• TASK BRIEF
The records below must be retyped exactly.

----------

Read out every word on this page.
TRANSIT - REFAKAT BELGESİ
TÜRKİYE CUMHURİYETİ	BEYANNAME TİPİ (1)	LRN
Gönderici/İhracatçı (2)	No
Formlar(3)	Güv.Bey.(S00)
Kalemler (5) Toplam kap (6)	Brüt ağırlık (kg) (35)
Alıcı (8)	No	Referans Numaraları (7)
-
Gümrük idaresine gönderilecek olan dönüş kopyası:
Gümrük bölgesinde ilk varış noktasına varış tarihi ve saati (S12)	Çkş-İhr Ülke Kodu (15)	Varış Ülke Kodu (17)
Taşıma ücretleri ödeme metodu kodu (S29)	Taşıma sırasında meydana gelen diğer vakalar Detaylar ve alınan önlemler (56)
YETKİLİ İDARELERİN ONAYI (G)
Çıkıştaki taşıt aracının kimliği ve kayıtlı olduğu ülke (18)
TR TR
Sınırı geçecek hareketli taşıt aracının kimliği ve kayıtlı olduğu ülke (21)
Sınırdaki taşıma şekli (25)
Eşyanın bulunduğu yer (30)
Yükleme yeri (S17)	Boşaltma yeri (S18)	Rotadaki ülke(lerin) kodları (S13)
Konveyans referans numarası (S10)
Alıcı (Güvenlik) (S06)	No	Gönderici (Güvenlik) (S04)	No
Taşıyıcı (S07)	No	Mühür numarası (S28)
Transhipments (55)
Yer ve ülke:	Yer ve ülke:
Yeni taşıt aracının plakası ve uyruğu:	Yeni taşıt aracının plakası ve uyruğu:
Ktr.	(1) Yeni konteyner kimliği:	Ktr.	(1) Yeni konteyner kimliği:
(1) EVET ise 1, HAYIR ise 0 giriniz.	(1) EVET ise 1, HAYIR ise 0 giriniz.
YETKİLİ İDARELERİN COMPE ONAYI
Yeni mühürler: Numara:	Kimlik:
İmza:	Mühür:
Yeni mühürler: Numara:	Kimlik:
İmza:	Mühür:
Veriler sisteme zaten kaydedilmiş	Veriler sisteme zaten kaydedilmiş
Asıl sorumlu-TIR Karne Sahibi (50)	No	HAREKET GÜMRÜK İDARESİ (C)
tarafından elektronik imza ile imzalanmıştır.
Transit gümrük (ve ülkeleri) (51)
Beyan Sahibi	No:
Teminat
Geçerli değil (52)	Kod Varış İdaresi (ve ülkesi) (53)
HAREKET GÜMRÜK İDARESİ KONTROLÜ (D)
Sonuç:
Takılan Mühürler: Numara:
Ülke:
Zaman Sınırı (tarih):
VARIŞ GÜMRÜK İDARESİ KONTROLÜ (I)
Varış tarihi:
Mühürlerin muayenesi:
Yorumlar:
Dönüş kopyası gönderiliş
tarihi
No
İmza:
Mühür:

----------

• WRITTEN SOLUTION
Read out every word on this page.
TRANSIT - REFAKAT BELGESİ
TÜRKİYE CUMHURİYETİ	BEYANNAME TİPİ (1)	LRN
Gönderici/İhracatçı (2)	No
Formlar(3)	Güv.Bey.(S00)
Kalemler (5) Toplam kap (6)	Brüt ağırlık (kg) (35)
Alıcı (8)	No	Referans Numaraları (7)
-
Gümrük idaresine gönderilecek olan dönüş kopyası:
Gümrük bölgesinde ilk varış noktasına varış tarihi ve saati (S12)	Çkş-İhr Ülke Kodu (15)	Varış Ülke Kodu (17)
Taşıma ücretleri ödeme metodu kodu (S29)	Taşıma sırasında meydana gelen diğer vakalar Detaylar ve alınan önlemler (56)
YETKİLİ İDARELERİN ONAYI (G)
Çıkıştaki taşıt aracının kimliği ve kayıtlı olduğu ülke (18)
TR TR
Sınırı geçecek hareketli taşıt aracının kimliği ve kayıtlı olduğu ülke (21)
Sınırdaki taşıma şekli (25)
Eşyanın bulunduğu yer (30)
Yükleme yeri (S17)	Boşaltma yeri (S18)	Rotadaki ülke(lerin) kodları (S13)
Konveyans referans numarası (S10)
Alıcı (Güvenlik) (S06)	No	Gönderici (Güvenlik) (S04)	No
Taşıyıcı (S07)	No	Mühür numarası (S28)
Transhipments (55)
Yer ve ülke:	Yer ve ülke:
Yeni taşıt aracının plakası ve uyruğu:	Yeni taşıt aracının plakası ve uyruğu:
Ktr.	(1) Yeni konteyner kimliği:	Ktr.	(1) Yeni konteyner kimliği:
(1) EVET ise 1, HAYIR ise 0 giriniz.	(1) EVET ise 1, HAYIR ise 0 giriniz.
YETKİLİ İDARELERİN COMPE ONAYI
Yeni mühürler: Numara:	Kimlik:
İmza:	Mühür:
Yeni mühürler: Numara:	Kimlik:
İmza:	Mühür:
Veriler sisteme zaten kaydedilmiş	Veriler sisteme zaten kaydedilmiş
Asıl sorumlu-TIR Karne Sahibi (50)	No	HAREKET GÜMRÜK İDARESİ (C)
tarafından elektronik imza ile imzalanmıştır.
Transit gümrük (ve ülkeleri) (51)
Beyan Sahibi	No:
Teminat
Geçerli değil (52)	Kod Varış İdaresi (ve ülkesi) (53)
HAREKET GÜMRÜK İDARESİ KONTROLÜ (D)
Sonuç:
Takılan Mühürler: Numara:
Ülke:
Zaman Sınırı (tarih):
VARIŞ GÜMRÜK İDARESİ KONTROLÜ (I)
Varış tarihi:
Mühürlerin muayenesi:
Yorumlar:
Dönüş kopyası gönderiliş
tarihi
No
İmza:
Mühür:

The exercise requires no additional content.